# TASK INSTRUCTIONS
Send each entry back exactly as given, pictures excluded.

# TASK DATA
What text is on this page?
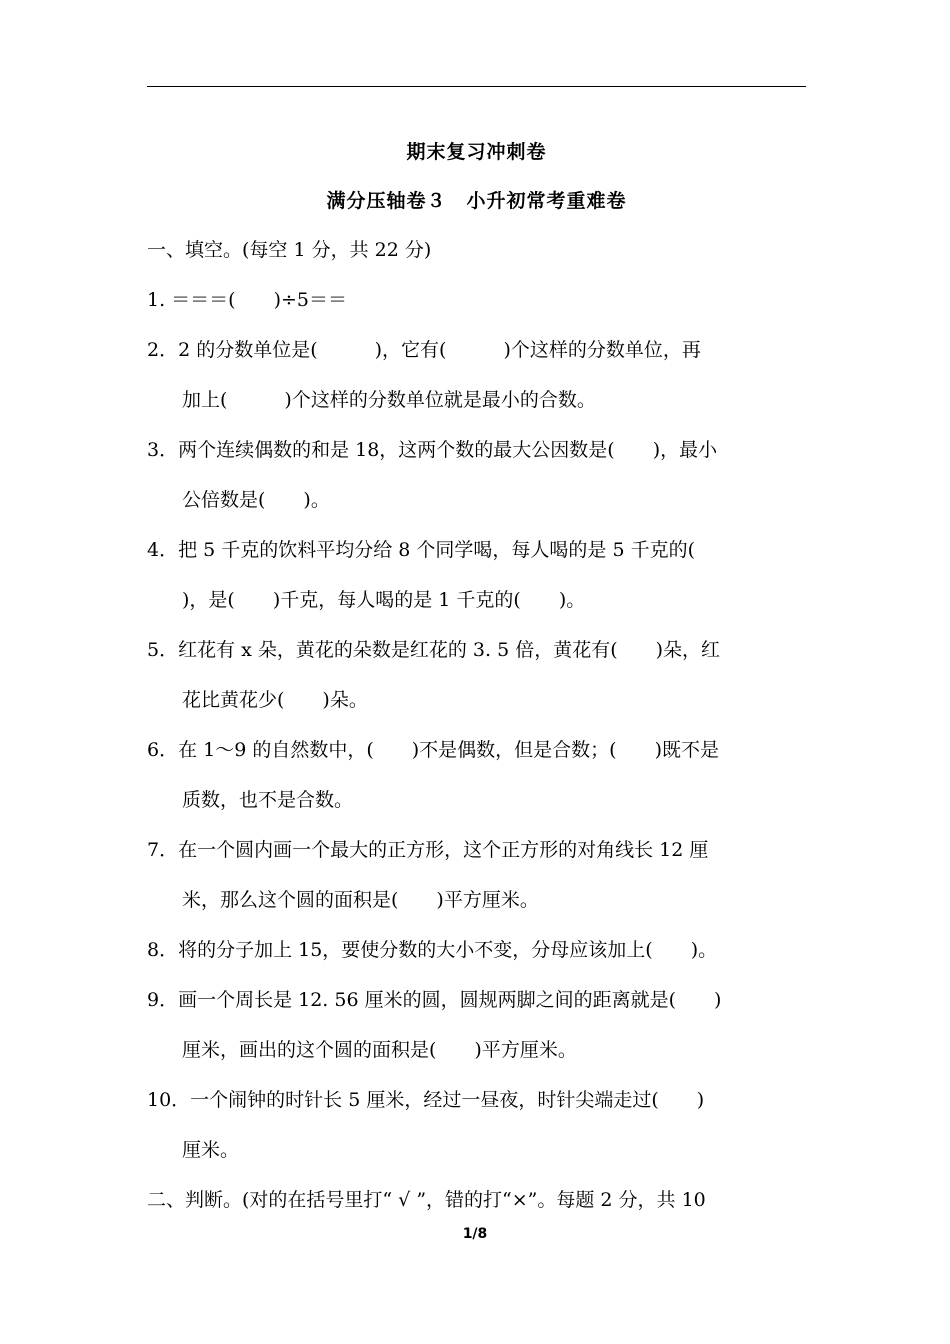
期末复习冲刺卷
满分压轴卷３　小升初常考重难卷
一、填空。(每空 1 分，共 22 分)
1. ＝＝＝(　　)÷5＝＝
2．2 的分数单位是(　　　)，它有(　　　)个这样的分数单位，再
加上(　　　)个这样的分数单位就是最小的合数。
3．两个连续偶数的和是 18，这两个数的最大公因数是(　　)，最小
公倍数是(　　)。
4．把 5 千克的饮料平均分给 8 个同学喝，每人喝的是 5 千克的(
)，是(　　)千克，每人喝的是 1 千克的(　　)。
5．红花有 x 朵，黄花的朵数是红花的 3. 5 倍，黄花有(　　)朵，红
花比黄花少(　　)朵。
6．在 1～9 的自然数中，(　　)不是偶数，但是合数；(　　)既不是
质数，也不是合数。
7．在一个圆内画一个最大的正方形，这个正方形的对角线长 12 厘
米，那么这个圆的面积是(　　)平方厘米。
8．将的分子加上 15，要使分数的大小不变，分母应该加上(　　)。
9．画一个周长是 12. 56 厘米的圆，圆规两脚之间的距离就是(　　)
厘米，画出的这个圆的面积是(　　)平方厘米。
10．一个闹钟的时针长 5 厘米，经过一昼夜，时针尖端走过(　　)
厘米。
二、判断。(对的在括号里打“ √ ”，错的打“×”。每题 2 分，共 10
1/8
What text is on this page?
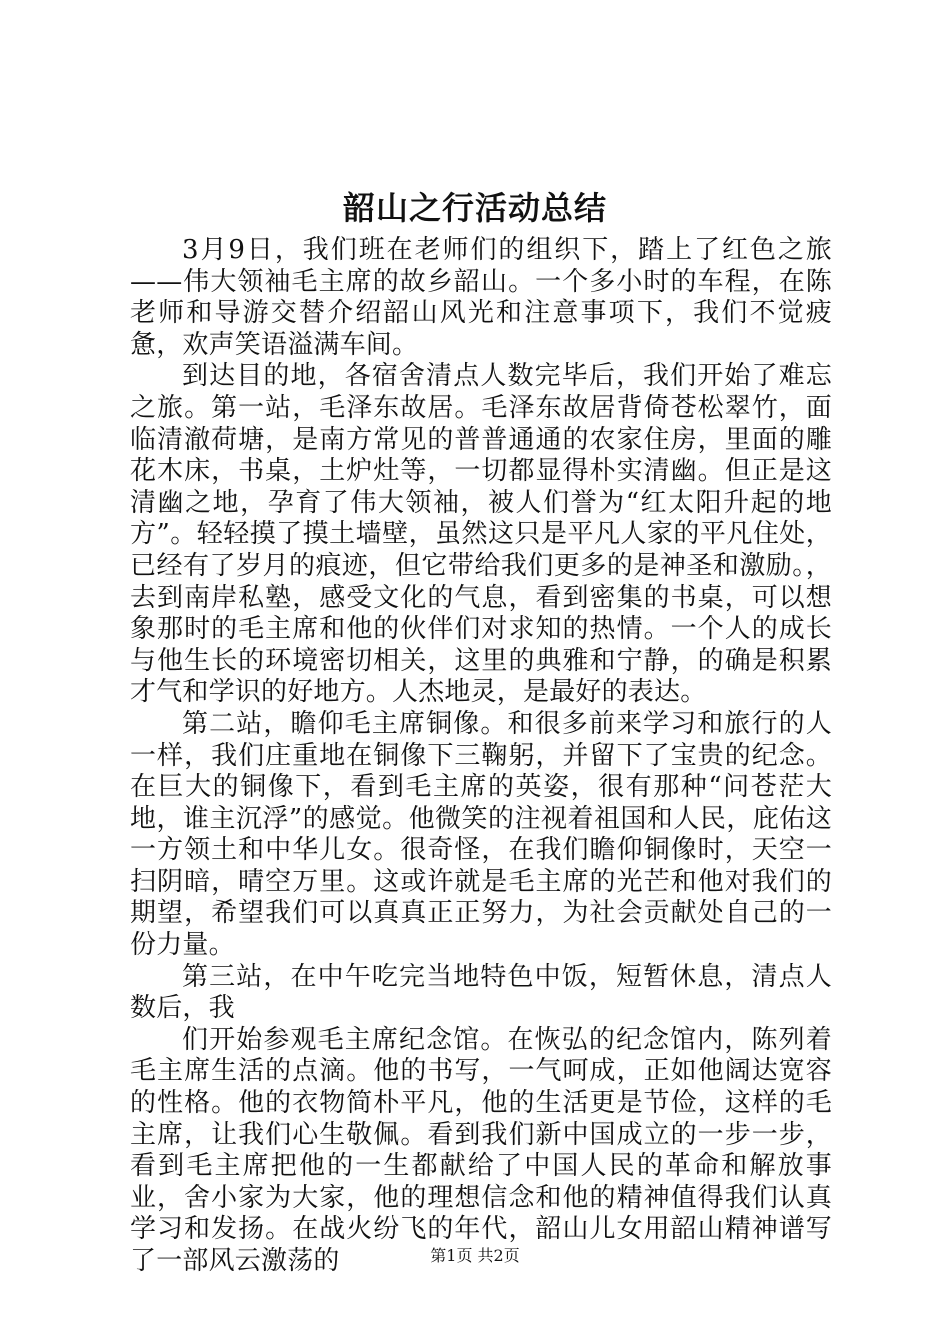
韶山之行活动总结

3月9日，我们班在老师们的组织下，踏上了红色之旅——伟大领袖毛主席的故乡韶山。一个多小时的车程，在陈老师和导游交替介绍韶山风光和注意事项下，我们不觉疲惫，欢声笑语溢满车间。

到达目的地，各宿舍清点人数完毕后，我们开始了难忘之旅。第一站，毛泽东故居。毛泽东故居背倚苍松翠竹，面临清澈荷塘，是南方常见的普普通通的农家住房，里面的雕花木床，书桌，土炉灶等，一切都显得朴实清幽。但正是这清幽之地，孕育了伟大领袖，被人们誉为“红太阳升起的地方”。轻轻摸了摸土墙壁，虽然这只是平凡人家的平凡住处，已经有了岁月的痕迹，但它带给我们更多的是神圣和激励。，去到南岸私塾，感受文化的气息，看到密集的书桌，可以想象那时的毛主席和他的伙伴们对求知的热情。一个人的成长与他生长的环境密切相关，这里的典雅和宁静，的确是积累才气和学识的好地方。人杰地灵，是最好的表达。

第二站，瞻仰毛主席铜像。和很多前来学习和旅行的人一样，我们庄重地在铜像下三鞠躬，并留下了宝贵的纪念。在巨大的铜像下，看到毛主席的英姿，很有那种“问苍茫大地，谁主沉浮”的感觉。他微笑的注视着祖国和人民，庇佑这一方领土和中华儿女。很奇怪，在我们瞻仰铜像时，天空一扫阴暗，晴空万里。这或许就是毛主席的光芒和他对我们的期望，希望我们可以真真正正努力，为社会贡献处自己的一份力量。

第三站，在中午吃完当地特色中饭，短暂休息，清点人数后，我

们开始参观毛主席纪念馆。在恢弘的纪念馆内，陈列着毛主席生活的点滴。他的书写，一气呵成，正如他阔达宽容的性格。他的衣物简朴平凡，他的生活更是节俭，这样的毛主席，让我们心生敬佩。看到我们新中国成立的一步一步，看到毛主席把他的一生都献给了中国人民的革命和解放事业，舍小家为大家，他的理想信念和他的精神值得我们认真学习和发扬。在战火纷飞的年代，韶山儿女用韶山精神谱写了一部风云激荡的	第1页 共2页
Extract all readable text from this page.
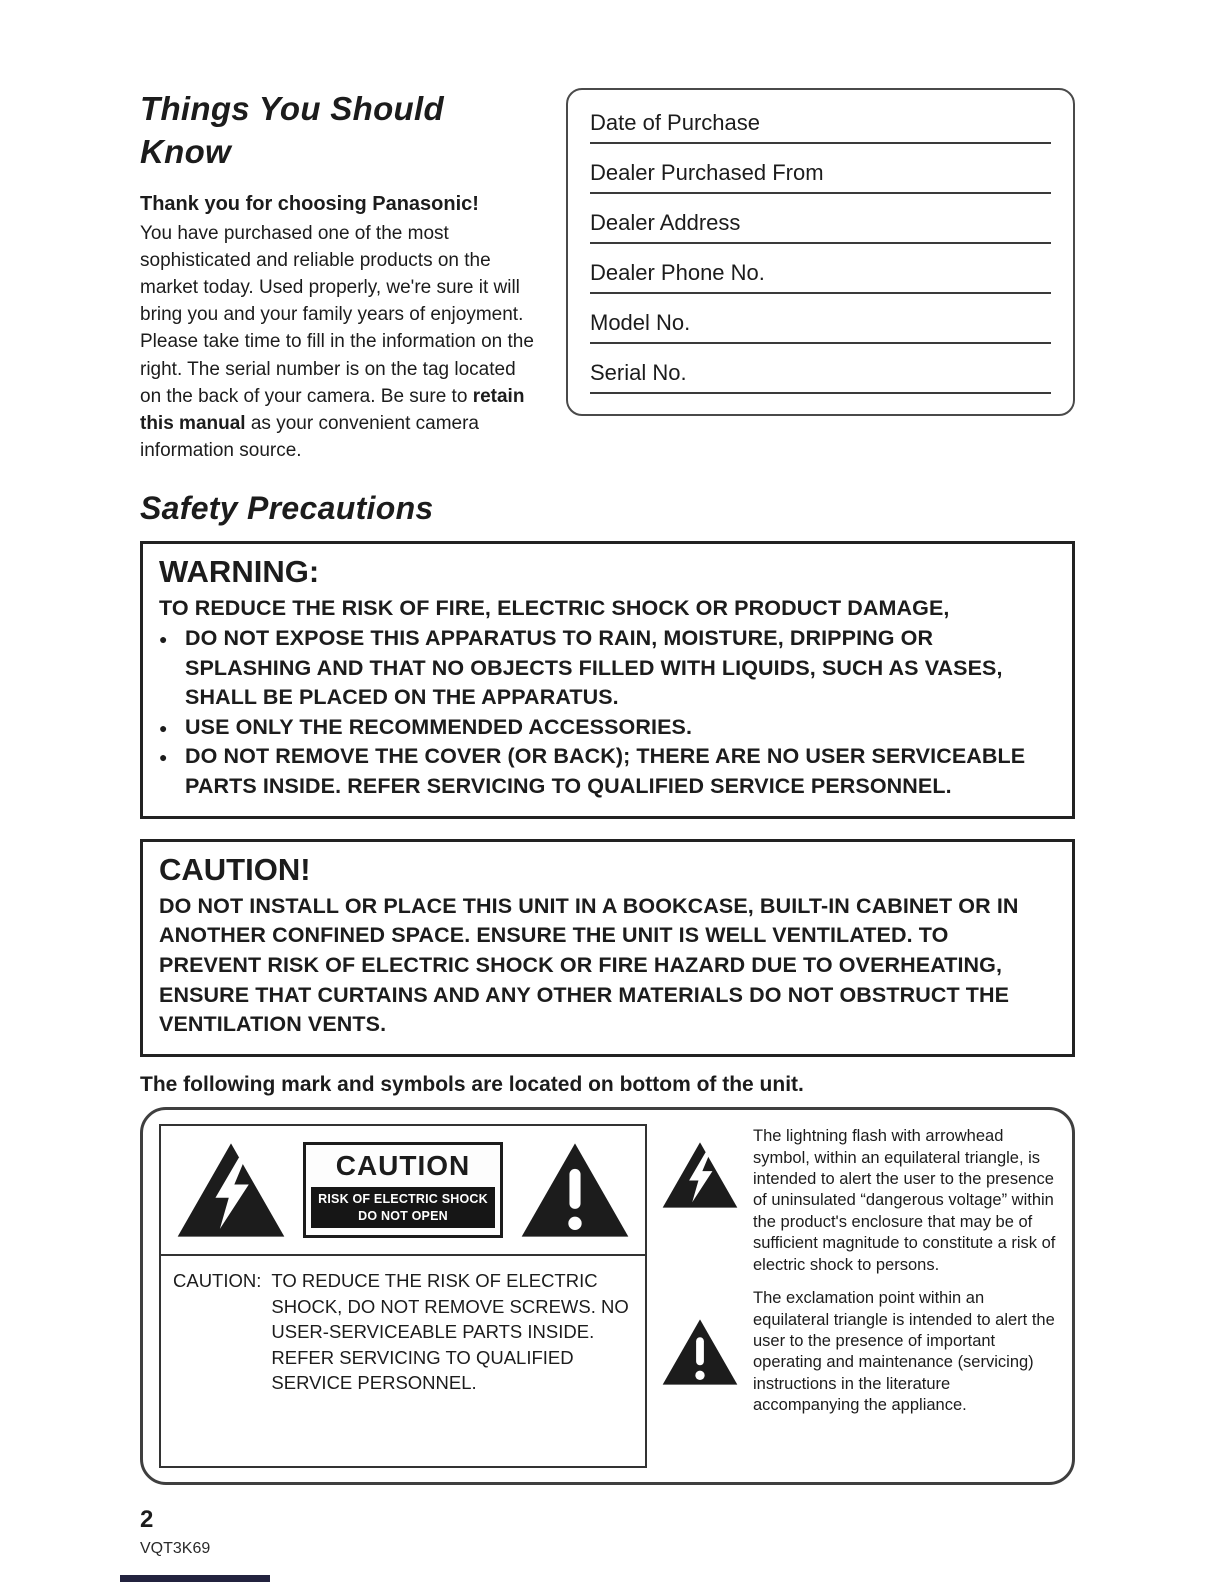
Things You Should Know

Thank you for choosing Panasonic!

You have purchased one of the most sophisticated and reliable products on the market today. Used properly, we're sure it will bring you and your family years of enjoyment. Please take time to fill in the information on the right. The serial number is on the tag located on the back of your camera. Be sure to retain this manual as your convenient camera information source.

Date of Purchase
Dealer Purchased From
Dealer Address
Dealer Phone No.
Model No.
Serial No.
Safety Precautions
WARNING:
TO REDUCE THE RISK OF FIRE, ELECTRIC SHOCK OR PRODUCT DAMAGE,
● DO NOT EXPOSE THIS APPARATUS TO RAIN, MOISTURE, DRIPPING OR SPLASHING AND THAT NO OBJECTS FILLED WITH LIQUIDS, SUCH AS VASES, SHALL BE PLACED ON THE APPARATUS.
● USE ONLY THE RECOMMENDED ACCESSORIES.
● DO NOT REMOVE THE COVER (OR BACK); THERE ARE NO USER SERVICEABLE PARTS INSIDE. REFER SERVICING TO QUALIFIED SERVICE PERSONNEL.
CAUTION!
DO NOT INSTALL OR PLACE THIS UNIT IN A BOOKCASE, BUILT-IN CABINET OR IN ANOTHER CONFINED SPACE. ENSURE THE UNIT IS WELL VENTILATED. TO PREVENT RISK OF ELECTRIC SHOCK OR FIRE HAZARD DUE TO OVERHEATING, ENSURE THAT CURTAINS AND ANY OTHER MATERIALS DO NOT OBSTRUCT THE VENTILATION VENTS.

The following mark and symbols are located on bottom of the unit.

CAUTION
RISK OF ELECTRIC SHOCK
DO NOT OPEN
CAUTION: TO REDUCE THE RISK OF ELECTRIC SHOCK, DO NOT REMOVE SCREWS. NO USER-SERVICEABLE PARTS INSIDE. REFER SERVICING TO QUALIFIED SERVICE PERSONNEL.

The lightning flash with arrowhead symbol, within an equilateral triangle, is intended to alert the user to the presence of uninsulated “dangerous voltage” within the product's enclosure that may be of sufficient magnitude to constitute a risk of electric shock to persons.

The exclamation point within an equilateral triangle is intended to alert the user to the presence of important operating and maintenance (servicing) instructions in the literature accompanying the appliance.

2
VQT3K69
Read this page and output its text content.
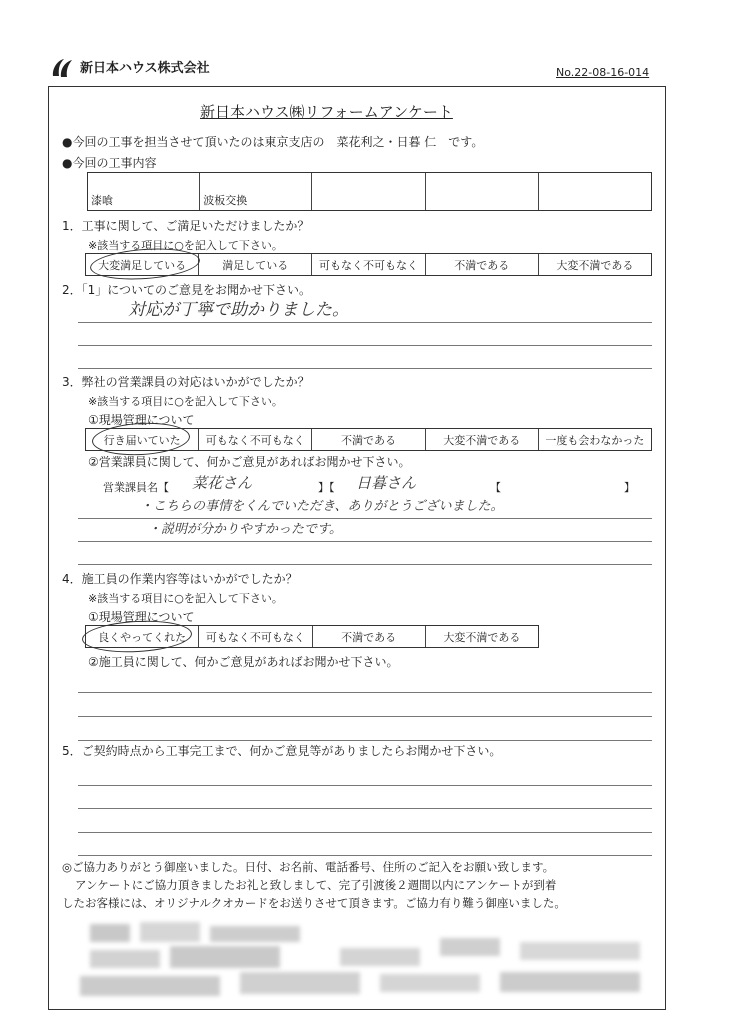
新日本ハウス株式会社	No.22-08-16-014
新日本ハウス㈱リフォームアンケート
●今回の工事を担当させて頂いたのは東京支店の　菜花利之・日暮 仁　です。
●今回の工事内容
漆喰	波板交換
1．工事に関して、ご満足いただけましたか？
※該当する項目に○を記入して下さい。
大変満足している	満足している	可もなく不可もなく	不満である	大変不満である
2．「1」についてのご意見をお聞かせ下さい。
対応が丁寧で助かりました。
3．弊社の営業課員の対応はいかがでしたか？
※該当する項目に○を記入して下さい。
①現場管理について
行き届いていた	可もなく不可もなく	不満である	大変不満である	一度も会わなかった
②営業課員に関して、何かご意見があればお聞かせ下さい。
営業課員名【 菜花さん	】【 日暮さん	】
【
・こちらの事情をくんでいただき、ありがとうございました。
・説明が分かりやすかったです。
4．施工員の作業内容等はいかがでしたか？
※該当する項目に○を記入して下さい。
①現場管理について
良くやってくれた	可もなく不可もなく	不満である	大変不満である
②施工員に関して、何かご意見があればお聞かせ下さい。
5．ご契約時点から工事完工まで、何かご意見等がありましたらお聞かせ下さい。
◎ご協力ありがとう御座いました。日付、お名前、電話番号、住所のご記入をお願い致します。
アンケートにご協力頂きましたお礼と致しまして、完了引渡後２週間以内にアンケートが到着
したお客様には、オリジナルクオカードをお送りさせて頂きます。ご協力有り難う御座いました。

# RESULT OF THE TASK
What text is on this page?
期末复习冲刺卷
满分压轴卷３　小升初常考重难卷
一、填空。(每空 1 分，共 22 分)
1. ＝＝＝(　　)÷5＝＝
2．2 的分数单位是(　　　)，它有(　　　)个这样的分数单位，再
加上(　　　)个这样的分数单位就是最小的合数。
3．两个连续偶数的和是 18，这两个数的最大公因数是(　　)，最小
公倍数是(　　)。
4．把 5 千克的饮料平均分给 8 个同学喝，每人喝的是 5 千克的(
)，是(　　)千克，每人喝的是 1 千克的(　　)。
5．红花有 x 朵，黄花的朵数是红花的 3. 5 倍，黄花有(　　)朵，红
花比黄花少(　　)朵。
6．在 1～9 的自然数中，(　　)不是偶数，但是合数；(　　)既不是
质数，也不是合数。
7．在一个圆内画一个最大的正方形，这个正方形的对角线长 12 厘
米，那么这个圆的面积是(　　)平方厘米。
8．将的分子加上 15，要使分数的大小不变，分母应该加上(　　)。
9．画一个周长是 12. 56 厘米的圆，圆规两脚之间的距离就是(　　)
厘米，画出的这个圆的面积是(　　)平方厘米。
10．一个闹钟的时针长 5 厘米，经过一昼夜，时针尖端走过(　　)
厘米。
二、判断。(对的在括号里打“ √ ”，错的打“×”。每题 2 分，共 10
1/8
What text is on this page?
韶山之行活动总结

3月9日，我们班在老师们的组织下，踏上了红色之旅——伟大领袖毛主席的故乡韶山。一个多小时的车程，在陈老师和导游交替介绍韶山风光和注意事项下，我们不觉疲惫，欢声笑语溢满车间。

到达目的地，各宿舍清点人数完毕后，我们开始了难忘之旅。第一站，毛泽东故居。毛泽东故居背倚苍松翠竹，面临清澈荷塘，是南方常见的普普通通的农家住房，里面的雕花木床，书桌，土炉灶等，一切都显得朴实清幽。但正是这清幽之地，孕育了伟大领袖，被人们誉为“红太阳升起的地方”。轻轻摸了摸土墙壁，虽然这只是平凡人家的平凡住处，已经有了岁月的痕迹，但它带给我们更多的是神圣和激励。，去到南岸私塾，感受文化的气息，看到密集的书桌，可以想象那时的毛主席和他的伙伴们对求知的热情。一个人的成长与他生长的环境密切相关，这里的典雅和宁静，的确是积累才气和学识的好地方。人杰地灵，是最好的表达。

第二站，瞻仰毛主席铜像。和很多前来学习和旅行的人一样，我们庄重地在铜像下三鞠躬，并留下了宝贵的纪念。在巨大的铜像下，看到毛主席的英姿，很有那种“问苍茫大地，谁主沉浮”的感觉。他微笑的注视着祖国和人民，庇佑这一方领土和中华儿女。很奇怪，在我们瞻仰铜像时，天空一扫阴暗，晴空万里。这或许就是毛主席的光芒和他对我们的期望，希望我们可以真真正正努力，为社会贡献处自己的一份力量。

第三站，在中午吃完当地特色中饭，短暂休息，清点人数后，我

们开始参观毛主席纪念馆。在恢弘的纪念馆内，陈列着毛主席生活的点滴。他的书写，一气呵成，正如他阔达宽容的性格。他的衣物简朴平凡，他的生活更是节俭，这样的毛主席，让我们心生敬佩。看到我们新中国成立的一步一步，看到毛主席把他的一生都献给了中国人民的革命和解放事业，舍小家为大家，他的理想信念和他的精神值得我们认真学习和发扬。在战火纷飞的年代，韶山儿女用韶山精神谱写了一部风云激荡的	第1页 共2页
Extract all readable text from this page.
Things You Should Know

Thank you for choosing Panasonic!

You have purchased one of the most sophisticated and reliable products on the market today. Used properly, we're sure it will bring you and your family years of enjoyment. Please take time to fill in the information on the right. The serial number is on the tag located on the back of your camera. Be sure to retain this manual as your convenient camera information source.

Date of Purchase
Dealer Purchased From
Dealer Address
Dealer Phone No.
Model No.
Serial No.
Safety Precautions
WARNING:
TO REDUCE THE RISK OF FIRE, ELECTRIC SHOCK OR PRODUCT DAMAGE,
● DO NOT EXPOSE THIS APPARATUS TO RAIN, MOISTURE, DRIPPING OR SPLASHING AND THAT NO OBJECTS FILLED WITH LIQUIDS, SUCH AS VASES, SHALL BE PLACED ON THE APPARATUS.
● USE ONLY THE RECOMMENDED ACCESSORIES.
● DO NOT REMOVE THE COVER (OR BACK); THERE ARE NO USER SERVICEABLE PARTS INSIDE. REFER SERVICING TO QUALIFIED SERVICE PERSONNEL.
CAUTION!
DO NOT INSTALL OR PLACE THIS UNIT IN A BOOKCASE, BUILT-IN CABINET OR IN ANOTHER CONFINED SPACE. ENSURE THE UNIT IS WELL VENTILATED. TO PREVENT RISK OF ELECTRIC SHOCK OR FIRE HAZARD DUE TO OVERHEATING, ENSURE THAT CURTAINS AND ANY OTHER MATERIALS DO NOT OBSTRUCT THE VENTILATION VENTS.

The following mark and symbols are located on bottom of the unit.

CAUTION
RISK OF ELECTRIC SHOCK
DO NOT OPEN
CAUTION: TO REDUCE THE RISK OF ELECTRIC SHOCK, DO NOT REMOVE SCREWS. NO USER-SERVICEABLE PARTS INSIDE. REFER SERVICING TO QUALIFIED SERVICE PERSONNEL.

The lightning flash with arrowhead symbol, within an equilateral triangle, is intended to alert the user to the presence of uninsulated “dangerous voltage” within the product's enclosure that may be of sufficient magnitude to constitute a risk of electric shock to persons.

The exclamation point within an equilateral triangle is intended to alert the user to the presence of important operating and maintenance (servicing) instructions in the literature accompanying the appliance.

2
VQT3K69
Read this page and output its text content.
新日本ハウス株式会社	No.22-08-16-014
新日本ハウス㈱リフォームアンケート
●今回の工事を担当させて頂いたのは東京支店の　菜花利之・日暮 仁　です。
●今回の工事内容
漆喰	波板交換
1．工事に関して、ご満足いただけましたか？
※該当する項目に○を記入して下さい。
大変満足している	満足している	可もなく不可もなく	不満である	大変不満である
2．「1」についてのご意見をお聞かせ下さい。
対応が丁寧で助かりました。
3．弊社の営業課員の対応はいかがでしたか？
※該当する項目に○を記入して下さい。
①現場管理について
行き届いていた	可もなく不可もなく	不満である	大変不満である	一度も会わなかった
②営業課員に関して、何かご意見があればお聞かせ下さい。
営業課員名【 菜花さん	】【 日暮さん	】
【
・こちらの事情をくんでいただき、ありがとうございました。
・説明が分かりやすかったです。
4．施工員の作業内容等はいかがでしたか？
※該当する項目に○を記入して下さい。
①現場管理について
良くやってくれた	可もなく不可もなく	不満である	大変不満である
②施工員に関して、何かご意見があればお聞かせ下さい。
5．ご契約時点から工事完工まで、何かご意見等がありましたらお聞かせ下さい。
◎ご協力ありがとう御座いました。日付、お名前、電話番号、住所のご記入をお願い致します。
アンケートにご協力頂きましたお礼と致しまして、完了引渡後２週間以内にアンケートが到着
したお客様には、オリジナルクオカードをお送りさせて頂きます。ご協力有り難う御座いました。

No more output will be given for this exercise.